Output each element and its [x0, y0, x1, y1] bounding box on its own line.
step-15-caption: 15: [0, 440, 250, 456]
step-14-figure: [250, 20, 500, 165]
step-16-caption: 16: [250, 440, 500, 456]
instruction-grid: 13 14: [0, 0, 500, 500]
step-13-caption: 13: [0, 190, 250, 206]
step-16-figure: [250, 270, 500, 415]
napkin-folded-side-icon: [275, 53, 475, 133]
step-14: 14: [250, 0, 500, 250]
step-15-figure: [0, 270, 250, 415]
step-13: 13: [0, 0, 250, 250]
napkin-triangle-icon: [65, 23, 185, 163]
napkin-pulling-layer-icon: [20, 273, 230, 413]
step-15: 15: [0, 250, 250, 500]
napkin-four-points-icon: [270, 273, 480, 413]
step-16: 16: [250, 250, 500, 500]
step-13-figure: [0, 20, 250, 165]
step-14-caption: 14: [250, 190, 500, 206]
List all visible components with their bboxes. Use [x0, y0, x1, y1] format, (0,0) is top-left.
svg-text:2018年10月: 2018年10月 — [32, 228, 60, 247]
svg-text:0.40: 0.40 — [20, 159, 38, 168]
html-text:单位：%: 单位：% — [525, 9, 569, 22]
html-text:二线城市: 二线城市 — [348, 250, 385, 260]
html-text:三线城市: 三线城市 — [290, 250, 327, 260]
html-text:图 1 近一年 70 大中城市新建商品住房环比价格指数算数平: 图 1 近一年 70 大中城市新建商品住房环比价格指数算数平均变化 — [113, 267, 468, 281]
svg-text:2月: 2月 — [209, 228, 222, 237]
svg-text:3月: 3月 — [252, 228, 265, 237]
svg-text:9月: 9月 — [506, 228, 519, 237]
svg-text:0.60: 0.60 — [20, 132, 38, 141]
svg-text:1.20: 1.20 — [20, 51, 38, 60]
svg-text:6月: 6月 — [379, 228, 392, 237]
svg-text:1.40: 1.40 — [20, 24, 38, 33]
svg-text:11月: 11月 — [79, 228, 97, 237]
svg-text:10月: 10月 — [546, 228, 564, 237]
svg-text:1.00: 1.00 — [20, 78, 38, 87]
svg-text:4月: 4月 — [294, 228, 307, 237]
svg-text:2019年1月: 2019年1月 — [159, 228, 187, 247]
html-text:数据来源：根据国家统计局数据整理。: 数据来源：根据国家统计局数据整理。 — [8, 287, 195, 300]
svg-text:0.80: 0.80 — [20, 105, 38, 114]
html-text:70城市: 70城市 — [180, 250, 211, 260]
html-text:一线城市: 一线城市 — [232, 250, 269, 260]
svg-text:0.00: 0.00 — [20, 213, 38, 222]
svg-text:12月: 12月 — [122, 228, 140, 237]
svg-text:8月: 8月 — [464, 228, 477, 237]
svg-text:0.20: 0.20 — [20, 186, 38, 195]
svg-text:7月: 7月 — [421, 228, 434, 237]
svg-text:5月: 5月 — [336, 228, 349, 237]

● ● ● ●

## ZIEL DER AUFGABE
Schreibe die Zeilen aller Einträge noch einmal ab und ersetze darin „napkin“ durch „serviette“. Alles andere bleibt unverändert.

## ERGEBNIS DER ÜBUNG
Output each element and its [x0, y0, x1, y1] bounding box on its own line.
step-15-caption: 15: [0, 440, 250, 456]
step-14-figure: [250, 20, 500, 165]
step-16-caption: 16: [250, 440, 500, 456]
instruction-grid: 13 14: [0, 0, 500, 500]
step-13-caption: 13: [0, 190, 250, 206]
step-16-figure: [250, 270, 500, 415]
serviette-folded-side-icon: [275, 53, 475, 133]
step-14: 14: [250, 0, 500, 250]
step-15-figure: [0, 270, 250, 415]
step-13: 13: [0, 0, 250, 250]
serviette-triangle-icon: [65, 23, 185, 163]
serviette-pulling-layer-icon: [20, 273, 230, 413]
step-15: 15: [0, 250, 250, 500]
serviette-four-points-icon: [270, 273, 480, 413]
step-16: 16: [250, 250, 500, 500]
step-13-figure: [0, 20, 250, 165]
step-14-caption: 14: [250, 190, 500, 206]
List all visible components with their bboxes. Use [x0, y0, x1, y1] format, (0,0) is top-left.
svg-text:2018年10月: 2018年10月 — [32, 228, 60, 247]
svg-text:0.40: 0.40 — [20, 159, 38, 168]
html-text:单位：%: 单位：% — [525, 9, 569, 22]
html-text:二线城市: 二线城市 — [348, 250, 385, 260]
html-text:三线城市: 三线城市 — [290, 250, 327, 260]
html-text:图 1 近一年 70 大中城市新建商品住房环比价格指数算数平: 图 1 近一年 70 大中城市新建商品住房环比价格指数算数平均变化 — [113, 267, 468, 281]
svg-text:2月: 2月 — [209, 228, 222, 237]
svg-text:3月: 3月 — [252, 228, 265, 237]
svg-text:9月: 9月 — [506, 228, 519, 237]
svg-text:0.60: 0.60 — [20, 132, 38, 141]
svg-text:1.20: 1.20 — [20, 51, 38, 60]
svg-text:6月: 6月 — [379, 228, 392, 237]
svg-text:1.40: 1.40 — [20, 24, 38, 33]
svg-text:11月: 11月 — [79, 228, 97, 237]
svg-text:10月: 10月 — [546, 228, 564, 237]
svg-text:1.00: 1.00 — [20, 78, 38, 87]
svg-text:4月: 4月 — [294, 228, 307, 237]
svg-text:2019年1月: 2019年1月 — [159, 228, 187, 247]
html-text:数据来源：根据国家统计局数据整理。: 数据来源：根据国家统计局数据整理。 — [8, 287, 195, 300]
svg-text:0.80: 0.80 — [20, 105, 38, 114]
html-text:70城市: 70城市 — [180, 250, 211, 260]
html-text:一线城市: 一线城市 — [232, 250, 269, 260]
svg-text:0.00: 0.00 — [20, 213, 38, 222]
svg-text:12月: 12月 — [122, 228, 140, 237]
svg-text:8月: 8月 — [464, 228, 477, 237]
svg-text:0.20: 0.20 — [20, 186, 38, 195]
svg-text:7月: 7月 — [421, 228, 434, 237]
svg-text:5月: 5月 — [336, 228, 349, 237]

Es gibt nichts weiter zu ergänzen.